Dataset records
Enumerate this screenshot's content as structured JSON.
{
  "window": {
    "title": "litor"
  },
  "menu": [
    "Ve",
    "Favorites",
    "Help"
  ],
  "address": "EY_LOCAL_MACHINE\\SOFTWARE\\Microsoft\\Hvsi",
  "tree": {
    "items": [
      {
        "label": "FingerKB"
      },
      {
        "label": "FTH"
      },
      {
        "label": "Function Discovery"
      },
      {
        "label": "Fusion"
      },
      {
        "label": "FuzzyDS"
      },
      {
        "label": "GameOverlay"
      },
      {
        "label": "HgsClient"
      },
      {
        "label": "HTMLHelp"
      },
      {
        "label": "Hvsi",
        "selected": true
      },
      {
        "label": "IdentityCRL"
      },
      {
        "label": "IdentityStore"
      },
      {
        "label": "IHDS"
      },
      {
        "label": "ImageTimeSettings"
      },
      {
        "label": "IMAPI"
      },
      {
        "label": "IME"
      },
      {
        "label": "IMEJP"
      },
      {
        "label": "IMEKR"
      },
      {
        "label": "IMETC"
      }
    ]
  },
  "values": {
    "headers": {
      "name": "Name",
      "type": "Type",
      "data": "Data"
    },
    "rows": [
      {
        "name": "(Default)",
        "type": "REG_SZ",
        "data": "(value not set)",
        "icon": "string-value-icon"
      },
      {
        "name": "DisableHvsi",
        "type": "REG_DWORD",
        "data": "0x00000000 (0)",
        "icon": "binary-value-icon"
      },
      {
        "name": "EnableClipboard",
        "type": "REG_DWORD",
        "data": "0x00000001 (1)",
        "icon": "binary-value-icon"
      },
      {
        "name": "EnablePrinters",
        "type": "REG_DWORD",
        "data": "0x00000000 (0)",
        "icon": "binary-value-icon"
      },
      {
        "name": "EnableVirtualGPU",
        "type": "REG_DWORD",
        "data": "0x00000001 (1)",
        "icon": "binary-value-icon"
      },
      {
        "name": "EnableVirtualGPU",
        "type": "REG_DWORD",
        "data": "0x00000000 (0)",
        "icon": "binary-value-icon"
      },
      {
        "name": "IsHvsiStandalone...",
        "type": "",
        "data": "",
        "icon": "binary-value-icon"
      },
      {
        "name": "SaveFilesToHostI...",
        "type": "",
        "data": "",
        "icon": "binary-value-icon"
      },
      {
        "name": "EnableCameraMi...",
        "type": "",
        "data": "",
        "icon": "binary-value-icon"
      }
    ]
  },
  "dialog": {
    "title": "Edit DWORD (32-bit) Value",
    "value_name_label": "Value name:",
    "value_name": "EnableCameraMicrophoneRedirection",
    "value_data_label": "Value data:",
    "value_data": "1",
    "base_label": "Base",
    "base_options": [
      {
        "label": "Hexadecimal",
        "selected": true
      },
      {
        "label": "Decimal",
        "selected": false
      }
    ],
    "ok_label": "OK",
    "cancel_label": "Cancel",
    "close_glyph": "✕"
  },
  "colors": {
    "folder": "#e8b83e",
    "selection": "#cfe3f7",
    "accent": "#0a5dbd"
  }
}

## Short problem
Return each line of the data exactly as written above.

## Exercise solution
Enumerate this screenshot's content as structured JSON.
{
  "window": {
    "title": "litor"
  },
  "menu": [
    "Ve",
    "Favorites",
    "Help"
  ],
  "address": "EY_LOCAL_MACHINE\\SOFTWARE\\Microsoft\\Hvsi",
  "tree": {
    "items": [
      {
        "label": "FingerKB"
      },
      {
        "label": "FTH"
      },
      {
        "label": "Function Discovery"
      },
      {
        "label": "Fusion"
      },
      {
        "label": "FuzzyDS"
      },
      {
        "label": "GameOverlay"
      },
      {
        "label": "HgsClient"
      },
      {
        "label": "HTMLHelp"
      },
      {
        "label": "Hvsi",
        "selected": true
      },
      {
        "label": "IdentityCRL"
      },
      {
        "label": "IdentityStore"
      },
      {
        "label": "IHDS"
      },
      {
        "label": "ImageTimeSettings"
      },
      {
        "label": "IMAPI"
      },
      {
        "label": "IME"
      },
      {
        "label": "IMEJP"
      },
      {
        "label": "IMEKR"
      },
      {
        "label": "IMETC"
      }
    ]
  },
  "values": {
    "headers": {
      "name": "Name",
      "type": "Type",
      "data": "Data"
    },
    "rows": [
      {
        "name": "(Default)",
        "type": "REG_SZ",
        "data": "(value not set)",
        "icon": "string-value-icon"
      },
      {
        "name": "DisableHvsi",
        "type": "REG_DWORD",
        "data": "0x00000000 (0)",
        "icon": "binary-value-icon"
      },
      {
        "name": "EnableClipboard",
        "type": "REG_DWORD",
        "data": "0x00000001 (1)",
        "icon": "binary-value-icon"
      },
      {
        "name": "EnablePrinters",
        "type": "REG_DWORD",
        "data": "0x00000000 (0)",
        "icon": "binary-value-icon"
      },
      {
        "name": "EnableVirtualGPU",
        "type": "REG_DWORD",
        "data": "0x00000001 (1)",
        "icon": "binary-value-icon"
      },
      {
        "name": "EnableVirtualGPU",
        "type": "REG_DWORD",
        "data": "0x00000000 (0)",
        "icon": "binary-value-icon"
      },
      {
        "name": "IsHvsiStandalone...",
        "type": "",
        "data": "",
        "icon": "binary-value-icon"
      },
      {
        "name": "SaveFilesToHostI...",
        "type": "",
        "data": "",
        "icon": "binary-value-icon"
      },
      {
        "name": "EnableCameraMi...",
        "type": "",
        "data": "",
        "icon": "binary-value-icon"
      }
    ]
  },
  "dialog": {
    "title": "Edit DWORD (32-bit) Value",
    "value_name_label": "Value name:",
    "value_name": "EnableCameraMicrophoneRedirection",
    "value_data_label": "Value data:",
    "value_data": "1",
    "base_label": "Base",
    "base_options": [
      {
        "label": "Hexadecimal",
        "selected": true
      },
      {
        "label": "Decimal",
        "selected": false
      }
    ],
    "ok_label": "OK",
    "cancel_label": "Cancel",
    "close_glyph": "✕"
  },
  "colors": {
    "folder": "#e8b83e",
    "selection": "#cfe3f7",
    "accent": "#0a5dbd"
  }
}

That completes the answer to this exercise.